▽
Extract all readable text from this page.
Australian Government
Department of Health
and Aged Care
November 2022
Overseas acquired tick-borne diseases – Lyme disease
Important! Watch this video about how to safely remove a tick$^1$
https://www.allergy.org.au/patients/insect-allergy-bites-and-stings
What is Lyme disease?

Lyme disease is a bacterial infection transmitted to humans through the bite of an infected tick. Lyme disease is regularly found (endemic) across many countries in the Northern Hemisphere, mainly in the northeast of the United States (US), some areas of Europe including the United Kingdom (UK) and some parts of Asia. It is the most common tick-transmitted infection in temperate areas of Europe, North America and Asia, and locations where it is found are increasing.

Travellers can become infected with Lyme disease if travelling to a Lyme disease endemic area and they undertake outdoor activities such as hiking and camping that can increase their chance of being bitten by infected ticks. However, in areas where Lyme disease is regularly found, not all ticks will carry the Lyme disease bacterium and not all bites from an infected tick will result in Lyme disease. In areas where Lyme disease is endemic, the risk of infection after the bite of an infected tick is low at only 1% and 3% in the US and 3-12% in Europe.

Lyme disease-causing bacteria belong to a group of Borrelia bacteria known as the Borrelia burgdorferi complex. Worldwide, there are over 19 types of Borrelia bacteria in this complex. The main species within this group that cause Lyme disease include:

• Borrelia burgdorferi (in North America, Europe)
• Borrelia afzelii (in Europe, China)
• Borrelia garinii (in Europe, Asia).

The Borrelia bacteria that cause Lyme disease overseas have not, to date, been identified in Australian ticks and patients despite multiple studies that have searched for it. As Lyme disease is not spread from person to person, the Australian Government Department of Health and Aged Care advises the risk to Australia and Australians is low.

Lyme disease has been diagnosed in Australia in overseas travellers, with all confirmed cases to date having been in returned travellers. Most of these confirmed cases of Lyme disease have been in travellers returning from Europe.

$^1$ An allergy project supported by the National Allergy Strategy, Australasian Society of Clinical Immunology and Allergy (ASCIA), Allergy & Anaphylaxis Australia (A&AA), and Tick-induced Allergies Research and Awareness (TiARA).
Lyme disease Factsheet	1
△
- **Problem description**
Scan the material for "found" and copy the lines that hold it.

- **Answer section**
Lyme disease is a bacterial infection transmitted to humans through the bite of an infected tick. Lyme disease is regularly found (endemic) across many countries in the Northern Hemisphere, mainly in the northeast of the United States (US), some areas of Europe including the United Kingdom (UK) and some parts of Asia. It is the most common tick-transmitted infection in temperate areas of Europe, North America and Asia, and locations where it is found are increasing.
Travellers can become infected with Lyme disease if travelling to a Lyme disease endemic area and they undertake outdoor activities such as hiking and camping that can increase their chance of being bitten by infected ticks. However, in areas where Lyme disease is regularly found, not all ticks will carry the Lyme disease bacterium and not all bites from an infected tick will result in Lyme disease. In areas where Lyme disease is endemic, the risk of infection after the bite of an infected tick is low at only 1% and 3% in the US and 3-12% in Europe.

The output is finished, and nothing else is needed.